All lines in the data bearing the string "essay" should be identified and copied.

* * *

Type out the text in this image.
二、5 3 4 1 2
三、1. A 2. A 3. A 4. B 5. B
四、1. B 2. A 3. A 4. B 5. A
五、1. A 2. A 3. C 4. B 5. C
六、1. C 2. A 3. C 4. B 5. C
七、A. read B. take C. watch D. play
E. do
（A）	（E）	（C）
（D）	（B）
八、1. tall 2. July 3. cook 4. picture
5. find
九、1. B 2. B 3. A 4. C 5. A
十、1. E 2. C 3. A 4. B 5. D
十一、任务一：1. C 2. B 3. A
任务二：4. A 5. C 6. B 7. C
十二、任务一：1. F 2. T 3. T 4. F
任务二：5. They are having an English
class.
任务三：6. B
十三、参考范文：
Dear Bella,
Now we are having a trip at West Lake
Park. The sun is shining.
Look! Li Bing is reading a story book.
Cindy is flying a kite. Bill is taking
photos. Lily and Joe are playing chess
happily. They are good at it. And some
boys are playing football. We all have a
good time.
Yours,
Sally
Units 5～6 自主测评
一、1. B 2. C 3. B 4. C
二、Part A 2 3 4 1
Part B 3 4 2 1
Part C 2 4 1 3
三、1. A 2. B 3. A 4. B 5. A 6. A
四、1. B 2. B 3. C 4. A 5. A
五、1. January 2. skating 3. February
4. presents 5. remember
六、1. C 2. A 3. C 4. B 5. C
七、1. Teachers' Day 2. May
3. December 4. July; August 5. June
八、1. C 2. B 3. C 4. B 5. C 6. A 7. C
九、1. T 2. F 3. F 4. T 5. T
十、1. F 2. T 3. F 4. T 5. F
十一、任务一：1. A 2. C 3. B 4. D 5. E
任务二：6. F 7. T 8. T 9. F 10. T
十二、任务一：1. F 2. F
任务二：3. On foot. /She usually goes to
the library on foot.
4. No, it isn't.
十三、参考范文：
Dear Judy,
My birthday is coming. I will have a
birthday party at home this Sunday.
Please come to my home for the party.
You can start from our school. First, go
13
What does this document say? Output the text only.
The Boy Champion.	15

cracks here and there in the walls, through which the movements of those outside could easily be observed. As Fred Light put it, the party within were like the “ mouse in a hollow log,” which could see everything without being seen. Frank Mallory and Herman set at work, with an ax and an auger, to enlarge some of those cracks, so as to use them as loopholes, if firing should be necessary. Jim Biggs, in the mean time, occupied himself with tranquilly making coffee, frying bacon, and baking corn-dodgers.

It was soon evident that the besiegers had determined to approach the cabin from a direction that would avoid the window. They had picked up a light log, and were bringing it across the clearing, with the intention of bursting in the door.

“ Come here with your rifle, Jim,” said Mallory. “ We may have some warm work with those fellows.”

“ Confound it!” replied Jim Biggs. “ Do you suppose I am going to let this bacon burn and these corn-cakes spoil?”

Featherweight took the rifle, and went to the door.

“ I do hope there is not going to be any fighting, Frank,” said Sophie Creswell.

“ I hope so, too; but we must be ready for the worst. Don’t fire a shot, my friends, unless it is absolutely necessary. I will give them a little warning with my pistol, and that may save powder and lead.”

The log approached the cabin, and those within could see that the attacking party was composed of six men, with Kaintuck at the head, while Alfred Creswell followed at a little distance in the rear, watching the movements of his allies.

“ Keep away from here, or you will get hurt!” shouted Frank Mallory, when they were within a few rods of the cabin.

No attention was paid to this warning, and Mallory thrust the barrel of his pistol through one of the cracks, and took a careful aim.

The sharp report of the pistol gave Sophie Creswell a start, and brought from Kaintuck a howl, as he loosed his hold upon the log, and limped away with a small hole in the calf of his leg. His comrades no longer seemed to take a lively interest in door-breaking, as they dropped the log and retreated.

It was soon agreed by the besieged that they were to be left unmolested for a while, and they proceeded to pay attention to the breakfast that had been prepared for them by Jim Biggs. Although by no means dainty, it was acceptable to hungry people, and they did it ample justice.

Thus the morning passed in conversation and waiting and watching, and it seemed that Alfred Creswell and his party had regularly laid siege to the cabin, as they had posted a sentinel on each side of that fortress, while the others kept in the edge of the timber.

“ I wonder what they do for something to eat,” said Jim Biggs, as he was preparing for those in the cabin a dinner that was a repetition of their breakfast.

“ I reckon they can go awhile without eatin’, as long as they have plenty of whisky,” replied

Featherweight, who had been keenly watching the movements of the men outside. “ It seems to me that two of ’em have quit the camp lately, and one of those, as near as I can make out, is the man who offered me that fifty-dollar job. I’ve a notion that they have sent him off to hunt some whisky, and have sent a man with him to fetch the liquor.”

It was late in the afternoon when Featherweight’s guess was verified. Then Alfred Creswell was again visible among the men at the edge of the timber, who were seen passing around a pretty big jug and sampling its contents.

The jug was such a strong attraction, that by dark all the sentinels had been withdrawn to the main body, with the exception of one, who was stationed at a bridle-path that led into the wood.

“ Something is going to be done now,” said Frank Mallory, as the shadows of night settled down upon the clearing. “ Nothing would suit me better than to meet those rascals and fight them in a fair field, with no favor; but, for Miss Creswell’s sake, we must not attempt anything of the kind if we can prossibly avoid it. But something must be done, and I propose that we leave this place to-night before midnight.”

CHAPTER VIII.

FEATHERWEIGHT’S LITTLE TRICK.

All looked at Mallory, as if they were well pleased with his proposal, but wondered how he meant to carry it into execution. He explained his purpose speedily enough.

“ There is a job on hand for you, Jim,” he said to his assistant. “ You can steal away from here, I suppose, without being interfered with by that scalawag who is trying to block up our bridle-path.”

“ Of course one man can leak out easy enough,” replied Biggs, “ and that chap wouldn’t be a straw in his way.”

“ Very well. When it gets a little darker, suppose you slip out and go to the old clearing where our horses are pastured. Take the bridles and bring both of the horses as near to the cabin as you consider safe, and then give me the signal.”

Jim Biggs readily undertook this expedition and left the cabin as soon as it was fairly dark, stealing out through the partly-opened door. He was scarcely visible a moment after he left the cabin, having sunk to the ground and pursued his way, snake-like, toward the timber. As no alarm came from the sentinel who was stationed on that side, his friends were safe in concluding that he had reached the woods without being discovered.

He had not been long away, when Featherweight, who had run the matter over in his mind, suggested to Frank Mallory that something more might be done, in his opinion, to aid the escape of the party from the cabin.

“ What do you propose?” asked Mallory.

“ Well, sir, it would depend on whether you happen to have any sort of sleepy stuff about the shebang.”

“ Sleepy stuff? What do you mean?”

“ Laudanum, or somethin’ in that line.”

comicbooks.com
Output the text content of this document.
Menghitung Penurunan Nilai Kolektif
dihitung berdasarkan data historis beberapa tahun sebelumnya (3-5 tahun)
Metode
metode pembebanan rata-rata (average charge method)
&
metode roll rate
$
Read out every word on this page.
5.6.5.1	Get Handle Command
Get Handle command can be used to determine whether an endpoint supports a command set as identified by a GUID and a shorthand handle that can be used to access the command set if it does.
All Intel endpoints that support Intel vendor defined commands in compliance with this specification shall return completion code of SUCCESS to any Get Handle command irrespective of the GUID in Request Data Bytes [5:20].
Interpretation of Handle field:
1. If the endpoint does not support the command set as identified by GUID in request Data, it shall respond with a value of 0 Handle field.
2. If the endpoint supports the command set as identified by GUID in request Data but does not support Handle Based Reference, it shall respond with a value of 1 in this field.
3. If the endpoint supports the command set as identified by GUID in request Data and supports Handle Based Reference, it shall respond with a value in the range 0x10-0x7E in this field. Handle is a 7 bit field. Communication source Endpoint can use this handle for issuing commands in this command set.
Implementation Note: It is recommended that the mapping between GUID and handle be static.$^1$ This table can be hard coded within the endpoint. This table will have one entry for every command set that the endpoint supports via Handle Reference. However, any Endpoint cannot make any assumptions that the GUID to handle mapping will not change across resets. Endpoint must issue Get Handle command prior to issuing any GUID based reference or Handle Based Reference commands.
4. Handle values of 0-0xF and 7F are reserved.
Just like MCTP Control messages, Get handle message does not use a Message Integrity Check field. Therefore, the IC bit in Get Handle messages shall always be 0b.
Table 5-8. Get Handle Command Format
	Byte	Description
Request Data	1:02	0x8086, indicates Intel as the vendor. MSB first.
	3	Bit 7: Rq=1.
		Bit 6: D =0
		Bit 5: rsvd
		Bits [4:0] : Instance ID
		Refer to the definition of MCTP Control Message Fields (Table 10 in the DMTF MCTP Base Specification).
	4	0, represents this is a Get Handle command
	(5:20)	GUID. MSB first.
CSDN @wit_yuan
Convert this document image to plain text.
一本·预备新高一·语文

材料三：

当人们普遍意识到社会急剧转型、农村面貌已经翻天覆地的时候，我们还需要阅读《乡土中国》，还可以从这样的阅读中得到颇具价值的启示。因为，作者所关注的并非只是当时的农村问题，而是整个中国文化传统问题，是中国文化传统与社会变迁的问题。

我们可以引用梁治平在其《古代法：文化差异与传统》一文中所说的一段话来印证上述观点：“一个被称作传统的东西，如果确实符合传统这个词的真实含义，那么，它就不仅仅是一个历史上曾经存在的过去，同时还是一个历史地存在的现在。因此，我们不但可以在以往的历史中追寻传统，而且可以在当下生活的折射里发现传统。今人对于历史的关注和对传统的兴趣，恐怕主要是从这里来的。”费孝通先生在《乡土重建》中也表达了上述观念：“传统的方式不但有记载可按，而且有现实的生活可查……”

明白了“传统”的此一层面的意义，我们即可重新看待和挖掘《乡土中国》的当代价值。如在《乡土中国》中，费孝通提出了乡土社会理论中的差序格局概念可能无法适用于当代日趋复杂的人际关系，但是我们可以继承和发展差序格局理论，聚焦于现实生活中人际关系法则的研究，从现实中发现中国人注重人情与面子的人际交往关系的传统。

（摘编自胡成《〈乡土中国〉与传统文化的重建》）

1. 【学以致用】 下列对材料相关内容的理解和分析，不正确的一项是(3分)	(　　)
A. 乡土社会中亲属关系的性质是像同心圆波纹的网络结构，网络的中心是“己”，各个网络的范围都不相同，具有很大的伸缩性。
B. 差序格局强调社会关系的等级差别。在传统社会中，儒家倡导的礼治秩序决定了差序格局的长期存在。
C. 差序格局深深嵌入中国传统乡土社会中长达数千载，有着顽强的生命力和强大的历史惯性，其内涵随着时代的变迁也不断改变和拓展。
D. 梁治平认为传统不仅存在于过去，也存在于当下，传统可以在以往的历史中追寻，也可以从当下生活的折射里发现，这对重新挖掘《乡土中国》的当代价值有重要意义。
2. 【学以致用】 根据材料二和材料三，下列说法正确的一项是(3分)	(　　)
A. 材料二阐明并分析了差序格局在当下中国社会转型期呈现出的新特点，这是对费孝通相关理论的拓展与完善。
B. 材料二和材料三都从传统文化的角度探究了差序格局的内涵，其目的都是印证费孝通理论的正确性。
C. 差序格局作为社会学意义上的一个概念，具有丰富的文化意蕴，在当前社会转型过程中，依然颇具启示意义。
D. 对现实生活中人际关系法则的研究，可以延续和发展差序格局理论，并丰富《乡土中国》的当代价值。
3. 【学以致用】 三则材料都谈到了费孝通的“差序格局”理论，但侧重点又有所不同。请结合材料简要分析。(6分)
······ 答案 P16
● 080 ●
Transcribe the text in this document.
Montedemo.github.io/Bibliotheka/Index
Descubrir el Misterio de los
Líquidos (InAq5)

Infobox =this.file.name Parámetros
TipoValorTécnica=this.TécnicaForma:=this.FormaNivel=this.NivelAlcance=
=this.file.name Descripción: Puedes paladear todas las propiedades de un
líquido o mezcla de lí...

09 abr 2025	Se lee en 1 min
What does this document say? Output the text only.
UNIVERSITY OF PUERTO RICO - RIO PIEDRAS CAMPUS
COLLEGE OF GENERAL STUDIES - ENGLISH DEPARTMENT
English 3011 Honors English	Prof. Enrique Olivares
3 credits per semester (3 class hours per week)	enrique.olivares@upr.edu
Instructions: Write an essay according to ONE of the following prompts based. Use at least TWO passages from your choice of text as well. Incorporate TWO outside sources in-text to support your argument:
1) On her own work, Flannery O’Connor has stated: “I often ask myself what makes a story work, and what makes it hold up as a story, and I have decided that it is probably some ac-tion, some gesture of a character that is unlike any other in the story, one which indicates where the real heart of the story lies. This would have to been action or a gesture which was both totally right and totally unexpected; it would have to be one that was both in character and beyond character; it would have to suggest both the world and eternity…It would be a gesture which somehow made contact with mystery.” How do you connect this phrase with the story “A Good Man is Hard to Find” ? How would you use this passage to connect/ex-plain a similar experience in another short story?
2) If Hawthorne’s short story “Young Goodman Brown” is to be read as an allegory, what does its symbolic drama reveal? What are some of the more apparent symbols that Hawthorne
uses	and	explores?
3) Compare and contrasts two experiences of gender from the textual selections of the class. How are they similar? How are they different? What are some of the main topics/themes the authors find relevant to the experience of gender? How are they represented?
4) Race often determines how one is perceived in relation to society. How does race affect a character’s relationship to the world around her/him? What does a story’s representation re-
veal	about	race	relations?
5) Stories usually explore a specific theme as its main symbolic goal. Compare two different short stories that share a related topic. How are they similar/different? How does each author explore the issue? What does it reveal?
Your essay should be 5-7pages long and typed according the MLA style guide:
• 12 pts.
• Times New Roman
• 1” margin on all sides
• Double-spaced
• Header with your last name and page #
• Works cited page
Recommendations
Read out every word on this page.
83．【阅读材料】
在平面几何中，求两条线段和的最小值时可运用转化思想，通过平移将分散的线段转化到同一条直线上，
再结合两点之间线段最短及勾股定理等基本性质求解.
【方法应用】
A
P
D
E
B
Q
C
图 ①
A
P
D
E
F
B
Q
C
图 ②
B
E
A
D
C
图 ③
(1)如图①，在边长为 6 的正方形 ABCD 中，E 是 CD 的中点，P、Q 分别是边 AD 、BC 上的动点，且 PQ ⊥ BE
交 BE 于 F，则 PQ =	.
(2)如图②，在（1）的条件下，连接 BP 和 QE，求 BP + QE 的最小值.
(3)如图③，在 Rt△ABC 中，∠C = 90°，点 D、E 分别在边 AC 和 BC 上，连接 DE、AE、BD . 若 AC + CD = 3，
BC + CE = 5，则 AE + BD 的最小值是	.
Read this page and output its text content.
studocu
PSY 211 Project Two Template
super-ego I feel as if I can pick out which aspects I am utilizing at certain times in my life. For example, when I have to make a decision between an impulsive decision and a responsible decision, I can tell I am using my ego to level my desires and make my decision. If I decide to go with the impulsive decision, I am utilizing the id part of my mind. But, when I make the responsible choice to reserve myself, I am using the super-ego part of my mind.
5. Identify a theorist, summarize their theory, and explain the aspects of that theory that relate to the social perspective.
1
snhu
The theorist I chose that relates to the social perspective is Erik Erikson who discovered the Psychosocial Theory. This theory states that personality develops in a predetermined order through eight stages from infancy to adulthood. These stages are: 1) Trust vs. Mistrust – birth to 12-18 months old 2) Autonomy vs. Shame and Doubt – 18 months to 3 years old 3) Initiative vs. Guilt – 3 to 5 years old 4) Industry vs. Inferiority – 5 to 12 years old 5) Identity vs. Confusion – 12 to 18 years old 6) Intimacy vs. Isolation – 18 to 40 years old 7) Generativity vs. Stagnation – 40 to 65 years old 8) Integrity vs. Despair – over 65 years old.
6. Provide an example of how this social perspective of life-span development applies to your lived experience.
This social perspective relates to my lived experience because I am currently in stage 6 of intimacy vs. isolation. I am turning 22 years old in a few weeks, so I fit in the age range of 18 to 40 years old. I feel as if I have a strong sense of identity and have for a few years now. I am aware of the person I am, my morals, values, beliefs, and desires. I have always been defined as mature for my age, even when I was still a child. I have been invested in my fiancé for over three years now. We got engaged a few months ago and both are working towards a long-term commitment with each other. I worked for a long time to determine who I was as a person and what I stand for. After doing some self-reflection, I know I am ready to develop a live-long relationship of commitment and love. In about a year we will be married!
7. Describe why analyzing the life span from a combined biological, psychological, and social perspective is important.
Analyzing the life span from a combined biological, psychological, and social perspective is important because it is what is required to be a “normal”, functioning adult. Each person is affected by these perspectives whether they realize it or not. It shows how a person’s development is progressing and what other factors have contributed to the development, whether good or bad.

* * *

▶ _REPLY TO THE EXERCISE_
Instructions: Write an essay according to ONE of the following prompts based. Use at least TWO passages from your choice of text as well. Incorporate TWO outside sources in-text to support your argument:
Your essay should be 5-7pages long and typed according the MLA style guide:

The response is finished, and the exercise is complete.